# Information supplied
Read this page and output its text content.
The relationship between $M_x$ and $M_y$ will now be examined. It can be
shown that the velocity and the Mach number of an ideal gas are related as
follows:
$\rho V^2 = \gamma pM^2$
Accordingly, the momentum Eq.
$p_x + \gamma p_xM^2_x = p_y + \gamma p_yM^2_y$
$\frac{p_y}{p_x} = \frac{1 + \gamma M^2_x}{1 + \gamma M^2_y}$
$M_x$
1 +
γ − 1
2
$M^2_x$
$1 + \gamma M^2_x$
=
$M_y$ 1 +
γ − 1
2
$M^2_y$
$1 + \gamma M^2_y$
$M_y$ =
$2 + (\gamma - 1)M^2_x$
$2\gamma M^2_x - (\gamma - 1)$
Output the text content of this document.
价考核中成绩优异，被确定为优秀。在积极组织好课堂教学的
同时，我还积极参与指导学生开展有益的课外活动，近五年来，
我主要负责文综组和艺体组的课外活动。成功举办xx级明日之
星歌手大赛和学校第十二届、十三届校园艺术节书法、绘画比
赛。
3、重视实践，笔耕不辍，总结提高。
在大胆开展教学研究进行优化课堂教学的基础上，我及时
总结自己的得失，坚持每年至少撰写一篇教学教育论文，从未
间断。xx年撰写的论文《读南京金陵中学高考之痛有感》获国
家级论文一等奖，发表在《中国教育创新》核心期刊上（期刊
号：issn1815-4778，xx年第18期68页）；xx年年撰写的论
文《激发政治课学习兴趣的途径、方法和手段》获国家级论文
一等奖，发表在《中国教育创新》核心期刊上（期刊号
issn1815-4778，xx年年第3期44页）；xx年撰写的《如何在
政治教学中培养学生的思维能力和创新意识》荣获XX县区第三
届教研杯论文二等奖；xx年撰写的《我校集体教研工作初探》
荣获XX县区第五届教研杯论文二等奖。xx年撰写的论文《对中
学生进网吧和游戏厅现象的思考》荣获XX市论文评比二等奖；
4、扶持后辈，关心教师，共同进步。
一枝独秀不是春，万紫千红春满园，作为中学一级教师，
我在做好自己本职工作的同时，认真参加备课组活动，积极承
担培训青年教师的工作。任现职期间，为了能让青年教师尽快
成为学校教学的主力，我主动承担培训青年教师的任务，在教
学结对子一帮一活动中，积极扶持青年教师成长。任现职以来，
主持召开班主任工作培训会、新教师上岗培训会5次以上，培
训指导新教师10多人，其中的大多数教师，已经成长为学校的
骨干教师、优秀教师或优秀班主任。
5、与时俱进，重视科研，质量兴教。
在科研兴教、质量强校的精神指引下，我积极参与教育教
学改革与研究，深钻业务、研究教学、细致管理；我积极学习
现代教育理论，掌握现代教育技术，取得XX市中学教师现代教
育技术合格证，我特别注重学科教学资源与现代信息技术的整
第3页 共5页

# Stated problem
Your task is to output the full set of records exactly as presented.

# Task answer
Read this page and output its text content.
The relationship between $M_x$ and $M_y$ will now be examined. It can be
shown that the velocity and the Mach number of an ideal gas are related as
follows:
$\rho V^2 = \gamma pM^2$
Accordingly, the momentum Eq.
$p_x + \gamma p_xM^2_x = p_y + \gamma p_yM^2_y$
$\frac{p_y}{p_x} = \frac{1 + \gamma M^2_x}{1 + \gamma M^2_y}$
$M_x$
1 +
γ − 1
2
$M^2_x$
$1 + \gamma M^2_x$
=
$M_y$ 1 +
γ − 1
2
$M^2_y$
$1 + \gamma M^2_y$
$M_y$ =
$2 + (\gamma - 1)M^2_x$
$2\gamma M^2_x - (\gamma - 1)$
Output the text content of this document.
价考核中成绩优异，被确定为优秀。在积极组织好课堂教学的
同时，我还积极参与指导学生开展有益的课外活动，近五年来，
我主要负责文综组和艺体组的课外活动。成功举办xx级明日之
星歌手大赛和学校第十二届、十三届校园艺术节书法、绘画比
赛。
3、重视实践，笔耕不辍，总结提高。
在大胆开展教学研究进行优化课堂教学的基础上，我及时
总结自己的得失，坚持每年至少撰写一篇教学教育论文，从未
间断。xx年撰写的论文《读南京金陵中学高考之痛有感》获国
家级论文一等奖，发表在《中国教育创新》核心期刊上（期刊
号：issn1815-4778，xx年第18期68页）；xx年年撰写的论
文《激发政治课学习兴趣的途径、方法和手段》获国家级论文
一等奖，发表在《中国教育创新》核心期刊上（期刊号
issn1815-4778，xx年年第3期44页）；xx年撰写的《如何在
政治教学中培养学生的思维能力和创新意识》荣获XX县区第三
届教研杯论文二等奖；xx年撰写的《我校集体教研工作初探》
荣获XX县区第五届教研杯论文二等奖。xx年撰写的论文《对中
学生进网吧和游戏厅现象的思考》荣获XX市论文评比二等奖；
4、扶持后辈，关心教师，共同进步。
一枝独秀不是春，万紫千红春满园，作为中学一级教师，
我在做好自己本职工作的同时，认真参加备课组活动，积极承
担培训青年教师的工作。任现职期间，为了能让青年教师尽快
成为学校教学的主力，我主动承担培训青年教师的任务，在教
学结对子一帮一活动中，积极扶持青年教师成长。任现职以来，
主持召开班主任工作培训会、新教师上岗培训会5次以上，培
训指导新教师10多人，其中的大多数教师，已经成长为学校的
骨干教师、优秀教师或优秀班主任。
5、与时俱进，重视科研，质量兴教。
在科研兴教、质量强校的精神指引下，我积极参与教育教
学改革与研究，深钻业务、研究教学、细致管理；我积极学习
现代教育理论，掌握现代教育技术，取得XX市中学教师现代教
育技术合格证，我特别注重学科教学资源与现代信息技术的整
第3页 共5页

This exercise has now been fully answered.